BEGIN RECORDS PROVIDED

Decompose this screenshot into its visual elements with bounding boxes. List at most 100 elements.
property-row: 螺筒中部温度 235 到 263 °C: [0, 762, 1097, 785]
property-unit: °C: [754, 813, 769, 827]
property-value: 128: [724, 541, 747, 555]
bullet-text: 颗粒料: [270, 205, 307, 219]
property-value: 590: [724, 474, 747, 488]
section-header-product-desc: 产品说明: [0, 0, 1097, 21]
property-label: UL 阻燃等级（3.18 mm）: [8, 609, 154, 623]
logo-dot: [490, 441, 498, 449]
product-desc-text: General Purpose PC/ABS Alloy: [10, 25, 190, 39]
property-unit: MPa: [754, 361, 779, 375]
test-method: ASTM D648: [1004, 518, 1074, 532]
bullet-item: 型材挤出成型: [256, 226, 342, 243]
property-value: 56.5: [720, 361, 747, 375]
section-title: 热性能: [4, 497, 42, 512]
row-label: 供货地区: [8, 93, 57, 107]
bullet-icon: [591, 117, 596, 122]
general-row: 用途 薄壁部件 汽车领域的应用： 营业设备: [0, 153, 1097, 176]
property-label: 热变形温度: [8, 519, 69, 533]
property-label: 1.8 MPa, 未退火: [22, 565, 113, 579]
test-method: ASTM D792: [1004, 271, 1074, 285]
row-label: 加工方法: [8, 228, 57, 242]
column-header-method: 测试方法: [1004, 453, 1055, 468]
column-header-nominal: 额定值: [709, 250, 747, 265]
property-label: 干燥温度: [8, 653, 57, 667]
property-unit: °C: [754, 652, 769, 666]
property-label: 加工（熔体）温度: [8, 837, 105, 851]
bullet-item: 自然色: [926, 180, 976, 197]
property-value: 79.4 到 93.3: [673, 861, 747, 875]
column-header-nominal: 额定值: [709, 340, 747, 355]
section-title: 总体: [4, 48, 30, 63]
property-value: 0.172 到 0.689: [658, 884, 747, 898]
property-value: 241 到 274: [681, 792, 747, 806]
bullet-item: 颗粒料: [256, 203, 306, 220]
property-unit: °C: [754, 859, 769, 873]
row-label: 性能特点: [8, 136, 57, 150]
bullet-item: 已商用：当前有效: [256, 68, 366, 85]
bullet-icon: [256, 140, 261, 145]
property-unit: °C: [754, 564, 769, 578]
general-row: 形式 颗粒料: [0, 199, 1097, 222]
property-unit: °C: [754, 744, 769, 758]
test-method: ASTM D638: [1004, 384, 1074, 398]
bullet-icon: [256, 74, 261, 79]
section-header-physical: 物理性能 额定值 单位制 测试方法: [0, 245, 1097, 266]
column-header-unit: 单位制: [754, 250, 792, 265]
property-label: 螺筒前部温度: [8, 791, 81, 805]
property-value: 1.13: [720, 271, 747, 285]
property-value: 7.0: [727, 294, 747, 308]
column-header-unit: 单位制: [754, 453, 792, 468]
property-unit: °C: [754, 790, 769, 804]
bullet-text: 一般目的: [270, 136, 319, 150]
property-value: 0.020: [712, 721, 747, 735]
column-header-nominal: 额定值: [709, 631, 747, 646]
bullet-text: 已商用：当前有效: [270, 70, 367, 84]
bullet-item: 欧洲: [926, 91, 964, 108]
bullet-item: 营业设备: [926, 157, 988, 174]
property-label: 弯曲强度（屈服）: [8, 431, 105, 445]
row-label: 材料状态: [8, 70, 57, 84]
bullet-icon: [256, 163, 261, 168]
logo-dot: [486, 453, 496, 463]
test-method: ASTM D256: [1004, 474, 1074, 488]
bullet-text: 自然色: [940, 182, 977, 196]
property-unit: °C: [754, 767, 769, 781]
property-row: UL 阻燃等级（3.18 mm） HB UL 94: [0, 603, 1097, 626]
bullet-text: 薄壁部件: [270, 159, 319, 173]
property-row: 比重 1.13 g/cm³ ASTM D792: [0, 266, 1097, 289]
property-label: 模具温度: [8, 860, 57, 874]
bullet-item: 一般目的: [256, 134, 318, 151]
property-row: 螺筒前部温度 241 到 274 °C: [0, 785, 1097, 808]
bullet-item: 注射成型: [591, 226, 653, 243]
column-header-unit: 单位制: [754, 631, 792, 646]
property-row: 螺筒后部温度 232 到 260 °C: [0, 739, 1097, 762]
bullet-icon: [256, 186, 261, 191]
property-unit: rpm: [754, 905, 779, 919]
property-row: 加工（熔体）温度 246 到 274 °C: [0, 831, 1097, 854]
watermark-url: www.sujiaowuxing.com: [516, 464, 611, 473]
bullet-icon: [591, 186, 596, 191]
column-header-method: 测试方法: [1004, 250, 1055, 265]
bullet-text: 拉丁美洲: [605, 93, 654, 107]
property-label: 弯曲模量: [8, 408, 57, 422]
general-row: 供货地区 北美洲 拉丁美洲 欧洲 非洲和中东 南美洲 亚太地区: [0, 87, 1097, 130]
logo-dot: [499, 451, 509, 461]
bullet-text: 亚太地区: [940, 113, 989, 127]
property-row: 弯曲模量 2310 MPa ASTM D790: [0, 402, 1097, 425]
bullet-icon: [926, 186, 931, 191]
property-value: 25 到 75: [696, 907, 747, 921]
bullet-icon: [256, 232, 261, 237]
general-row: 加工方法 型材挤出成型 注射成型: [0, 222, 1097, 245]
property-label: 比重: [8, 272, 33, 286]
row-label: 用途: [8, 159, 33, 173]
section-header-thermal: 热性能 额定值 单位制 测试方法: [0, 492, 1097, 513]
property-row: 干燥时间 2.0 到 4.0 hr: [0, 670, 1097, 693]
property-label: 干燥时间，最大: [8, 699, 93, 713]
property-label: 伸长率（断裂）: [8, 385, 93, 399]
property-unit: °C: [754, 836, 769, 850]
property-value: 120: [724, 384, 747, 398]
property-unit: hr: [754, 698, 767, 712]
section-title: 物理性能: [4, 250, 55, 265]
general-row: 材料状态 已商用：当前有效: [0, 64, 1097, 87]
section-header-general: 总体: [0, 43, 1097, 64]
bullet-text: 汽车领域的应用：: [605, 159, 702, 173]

END RECORDS PROVIDED

TASK REQUIREMENTS: Copy every line of the records above verbatim, in the same order and with nothing changed.

TASK OUTPUT:
Decompose this screenshot into its visual elements with bounding boxes. List at most 100 elements.
property-row: 螺筒中部温度 235 到 263 °C: [0, 762, 1097, 785]
property-unit: °C: [754, 813, 769, 827]
property-value: 128: [724, 541, 747, 555]
bullet-text: 颗粒料: [270, 205, 307, 219]
property-value: 590: [724, 474, 747, 488]
section-header-product-desc: 产品说明: [0, 0, 1097, 21]
property-label: UL 阻燃等级（3.18 mm）: [8, 609, 154, 623]
logo-dot: [490, 441, 498, 449]
product-desc-text: General Purpose PC/ABS Alloy: [10, 25, 190, 39]
property-unit: MPa: [754, 361, 779, 375]
test-method: ASTM D648: [1004, 518, 1074, 532]
bullet-item: 型材挤出成型: [256, 226, 342, 243]
property-value: 56.5: [720, 361, 747, 375]
section-title: 热性能: [4, 497, 42, 512]
row-label: 供货地区: [8, 93, 57, 107]
bullet-icon: [591, 117, 596, 122]
general-row: 用途 薄壁部件 汽车领域的应用： 营业设备: [0, 153, 1097, 176]
property-label: 热变形温度: [8, 519, 69, 533]
property-label: 1.8 MPa, 未退火: [22, 565, 113, 579]
test-method: ASTM D792: [1004, 271, 1074, 285]
row-label: 加工方法: [8, 228, 57, 242]
column-header-method: 测试方法: [1004, 453, 1055, 468]
column-header-nominal: 额定值: [709, 250, 747, 265]
property-label: 干燥温度: [8, 653, 57, 667]
property-unit: °C: [754, 652, 769, 666]
property-label: 加工（熔体）温度: [8, 837, 105, 851]
bullet-item: 自然色: [926, 180, 976, 197]
property-value: 79.4 到 93.3: [673, 861, 747, 875]
column-header-nominal: 额定值: [709, 340, 747, 355]
section-title: 总体: [4, 48, 30, 63]
property-value: 0.172 到 0.689: [658, 884, 747, 898]
property-value: 241 到 274: [681, 792, 747, 806]
bullet-item: 颗粒料: [256, 203, 306, 220]
property-unit: °C: [754, 859, 769, 873]
row-label: 性能特点: [8, 136, 57, 150]
bullet-item: 已商用：当前有效: [256, 68, 366, 85]
bullet-icon: [256, 140, 261, 145]
property-unit: °C: [754, 564, 769, 578]
general-row: 形式 颗粒料: [0, 199, 1097, 222]
property-unit: °C: [754, 744, 769, 758]
test-method: ASTM D638: [1004, 384, 1074, 398]
bullet-icon: [256, 74, 261, 79]
section-header-physical: 物理性能 额定值 单位制 测试方法: [0, 245, 1097, 266]
column-header-unit: 单位制: [754, 250, 792, 265]
property-label: 螺筒前部温度: [8, 791, 81, 805]
property-value: 1.13: [720, 271, 747, 285]
property-value: 7.0: [727, 294, 747, 308]
column-header-unit: 单位制: [754, 453, 792, 468]
property-unit: °C: [754, 790, 769, 804]
bullet-text: 一般目的: [270, 136, 319, 150]
property-value: 0.020: [712, 721, 747, 735]
column-header-nominal: 额定值: [709, 631, 747, 646]
bullet-text: 已商用：当前有效: [270, 70, 367, 84]
bullet-item: 欧洲: [926, 91, 964, 108]
bullet-item: 营业设备: [926, 157, 988, 174]
property-label: 弯曲强度（屈服）: [8, 431, 105, 445]
row-label: 材料状态: [8, 70, 57, 84]
bullet-icon: [256, 163, 261, 168]
logo-dot: [486, 453, 496, 463]
test-method: ASTM D256: [1004, 474, 1074, 488]
bullet-text: 自然色: [940, 182, 977, 196]
property-unit: °C: [754, 767, 769, 781]
property-row: UL 阻燃等级（3.18 mm） HB UL 94: [0, 603, 1097, 626]
bullet-text: 薄壁部件: [270, 159, 319, 173]
property-row: 比重 1.13 g/cm³ ASTM D792: [0, 266, 1097, 289]
property-label: 模具温度: [8, 860, 57, 874]
bullet-item: 一般目的: [256, 134, 318, 151]
property-row: 螺筒前部温度 241 到 274 °C: [0, 785, 1097, 808]
bullet-item: 注射成型: [591, 226, 653, 243]
column-header-unit: 单位制: [754, 631, 792, 646]
property-row: 螺筒后部温度 232 到 260 °C: [0, 739, 1097, 762]
bullet-icon: [256, 186, 261, 191]
property-unit: rpm: [754, 905, 779, 919]
property-row: 加工（熔体）温度 246 到 274 °C: [0, 831, 1097, 854]
watermark-url: www.sujiaowuxing.com: [516, 464, 611, 473]
bullet-icon: [591, 186, 596, 191]
column-header-method: 测试方法: [1004, 250, 1055, 265]
bullet-text: 拉丁美洲: [605, 93, 654, 107]
property-label: 弯曲模量: [8, 408, 57, 422]
general-row: 供货地区 北美洲 拉丁美洲 欧洲 非洲和中东 南美洲 亚太地区: [0, 87, 1097, 130]
logo-dot: [499, 451, 509, 461]
bullet-text: 亚太地区: [940, 113, 989, 127]
property-row: 弯曲模量 2310 MPa ASTM D790: [0, 402, 1097, 425]
bullet-icon: [926, 186, 931, 191]
property-value: 25 到 75: [696, 907, 747, 921]
bullet-icon: [256, 232, 261, 237]
general-row: 加工方法 型材挤出成型 注射成型: [0, 222, 1097, 245]
property-label: 比重: [8, 272, 33, 286]
row-label: 用途: [8, 159, 33, 173]
section-header-thermal: 热性能 额定值 单位制 测试方法: [0, 492, 1097, 513]
property-row: 干燥时间 2.0 到 4.0 hr: [0, 670, 1097, 693]
property-label: 干燥时间，最大: [8, 699, 93, 713]
property-label: 伸长率（断裂）: [8, 385, 93, 399]
property-unit: °C: [754, 836, 769, 850]
property-value: 120: [724, 384, 747, 398]
property-unit: hr: [754, 698, 767, 712]
section-title: 物理性能: [4, 250, 55, 265]
general-row: 材料状态 已商用：当前有效: [0, 64, 1097, 87]
section-header-general: 总体: [0, 43, 1097, 64]
bullet-text: 汽车领域的应用：: [605, 159, 702, 173]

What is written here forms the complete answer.